>> begin
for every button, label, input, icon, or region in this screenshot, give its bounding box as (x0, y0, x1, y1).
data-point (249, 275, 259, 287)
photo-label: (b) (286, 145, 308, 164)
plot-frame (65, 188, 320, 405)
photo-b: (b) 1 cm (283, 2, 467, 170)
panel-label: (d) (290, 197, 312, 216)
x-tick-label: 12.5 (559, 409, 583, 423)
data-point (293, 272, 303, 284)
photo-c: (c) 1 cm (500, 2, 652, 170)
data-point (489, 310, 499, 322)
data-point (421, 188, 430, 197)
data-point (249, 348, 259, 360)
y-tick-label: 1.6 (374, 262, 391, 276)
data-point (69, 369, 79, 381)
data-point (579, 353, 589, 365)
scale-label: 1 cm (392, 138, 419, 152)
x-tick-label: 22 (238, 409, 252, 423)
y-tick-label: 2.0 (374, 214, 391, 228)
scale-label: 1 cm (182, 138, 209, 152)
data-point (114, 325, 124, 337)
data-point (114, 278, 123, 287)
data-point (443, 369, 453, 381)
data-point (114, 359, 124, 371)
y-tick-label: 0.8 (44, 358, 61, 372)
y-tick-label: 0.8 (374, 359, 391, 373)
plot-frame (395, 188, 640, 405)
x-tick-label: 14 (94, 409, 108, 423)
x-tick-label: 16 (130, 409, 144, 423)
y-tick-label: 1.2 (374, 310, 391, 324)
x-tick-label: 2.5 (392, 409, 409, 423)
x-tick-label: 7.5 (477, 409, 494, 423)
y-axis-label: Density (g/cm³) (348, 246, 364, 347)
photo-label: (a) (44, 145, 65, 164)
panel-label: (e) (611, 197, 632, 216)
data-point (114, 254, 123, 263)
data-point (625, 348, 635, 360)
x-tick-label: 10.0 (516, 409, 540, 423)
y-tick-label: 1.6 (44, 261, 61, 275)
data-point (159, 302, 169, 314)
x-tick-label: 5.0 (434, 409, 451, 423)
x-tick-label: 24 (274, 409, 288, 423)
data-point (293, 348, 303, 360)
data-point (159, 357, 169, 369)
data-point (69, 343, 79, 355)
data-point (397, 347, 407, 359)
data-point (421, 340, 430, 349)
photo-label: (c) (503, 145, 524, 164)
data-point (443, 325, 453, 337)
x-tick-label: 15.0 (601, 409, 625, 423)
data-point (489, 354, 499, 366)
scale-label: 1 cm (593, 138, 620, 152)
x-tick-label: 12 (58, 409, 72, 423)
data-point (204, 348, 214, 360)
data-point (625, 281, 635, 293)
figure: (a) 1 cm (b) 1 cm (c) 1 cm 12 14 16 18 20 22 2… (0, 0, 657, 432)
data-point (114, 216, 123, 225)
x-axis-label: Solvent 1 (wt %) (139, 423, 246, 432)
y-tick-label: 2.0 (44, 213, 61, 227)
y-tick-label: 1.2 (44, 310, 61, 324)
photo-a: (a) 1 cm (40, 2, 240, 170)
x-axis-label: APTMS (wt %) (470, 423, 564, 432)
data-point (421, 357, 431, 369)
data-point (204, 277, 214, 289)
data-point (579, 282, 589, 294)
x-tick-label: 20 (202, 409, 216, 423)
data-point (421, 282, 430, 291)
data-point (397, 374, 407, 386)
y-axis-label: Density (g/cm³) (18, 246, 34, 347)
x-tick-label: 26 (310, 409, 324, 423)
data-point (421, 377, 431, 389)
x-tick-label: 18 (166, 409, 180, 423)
>> end
- _INSTRUCTIONS TO FOLLOW_
Print every row above again, unchanged, character for character.

- _ANSWER FOR THIS EXERCISE_
for every button, label, input, icon, or region in this screenshot, give its bounding box as (x0, y0, x1, y1).
data-point (249, 275, 259, 287)
photo-label: (b) (286, 145, 308, 164)
plot-frame (65, 188, 320, 405)
photo-b: (b) 1 cm (283, 2, 467, 170)
panel-label: (d) (290, 197, 312, 216)
x-tick-label: 12.5 (559, 409, 583, 423)
data-point (293, 272, 303, 284)
photo-c: (c) 1 cm (500, 2, 652, 170)
data-point (489, 310, 499, 322)
data-point (421, 188, 430, 197)
data-point (249, 348, 259, 360)
y-tick-label: 1.6 (374, 262, 391, 276)
data-point (69, 369, 79, 381)
data-point (579, 353, 589, 365)
scale-label: 1 cm (392, 138, 419, 152)
x-tick-label: 22 (238, 409, 252, 423)
y-tick-label: 2.0 (374, 214, 391, 228)
scale-label: 1 cm (182, 138, 209, 152)
data-point (114, 325, 124, 337)
data-point (114, 278, 123, 287)
data-point (443, 369, 453, 381)
data-point (114, 359, 124, 371)
y-tick-label: 0.8 (44, 358, 61, 372)
y-tick-label: 0.8 (374, 359, 391, 373)
plot-frame (395, 188, 640, 405)
x-tick-label: 14 (94, 409, 108, 423)
x-tick-label: 16 (130, 409, 144, 423)
y-tick-label: 1.2 (374, 310, 391, 324)
x-tick-label: 2.5 (392, 409, 409, 423)
x-tick-label: 7.5 (477, 409, 494, 423)
y-axis-label: Density (g/cm³) (348, 246, 364, 347)
photo-label: (a) (44, 145, 65, 164)
panel-label: (e) (611, 197, 632, 216)
data-point (114, 254, 123, 263)
data-point (625, 348, 635, 360)
x-tick-label: 10.0 (516, 409, 540, 423)
y-tick-label: 1.6 (44, 261, 61, 275)
data-point (159, 302, 169, 314)
x-tick-label: 5.0 (434, 409, 451, 423)
x-tick-label: 24 (274, 409, 288, 423)
data-point (293, 348, 303, 360)
data-point (159, 357, 169, 369)
data-point (69, 343, 79, 355)
data-point (397, 347, 407, 359)
data-point (421, 340, 430, 349)
photo-label: (c) (503, 145, 524, 164)
data-point (443, 325, 453, 337)
x-tick-label: 15.0 (601, 409, 625, 423)
data-point (489, 354, 499, 366)
scale-label: 1 cm (593, 138, 620, 152)
x-tick-label: 12 (58, 409, 72, 423)
data-point (204, 348, 214, 360)
data-point (625, 281, 635, 293)
figure: (a) 1 cm (b) 1 cm (c) 1 cm 12 14 16 18 20 22 2… (0, 0, 657, 432)
data-point (114, 216, 123, 225)
x-axis-label: Solvent 1 (wt %) (139, 423, 246, 432)
y-tick-label: 2.0 (44, 213, 61, 227)
y-tick-label: 1.2 (44, 310, 61, 324)
photo-a: (a) 1 cm (40, 2, 240, 170)
x-axis-label: APTMS (wt %) (470, 423, 564, 432)
data-point (421, 357, 431, 369)
data-point (204, 277, 214, 289)
data-point (579, 282, 589, 294)
x-tick-label: 20 (202, 409, 216, 423)
data-point (421, 282, 430, 291)
data-point (397, 374, 407, 386)
y-axis-label: Density (g/cm³) (18, 246, 34, 347)
x-tick-label: 26 (310, 409, 324, 423)
data-point (421, 377, 431, 389)
x-tick-label: 18 (166, 409, 180, 423)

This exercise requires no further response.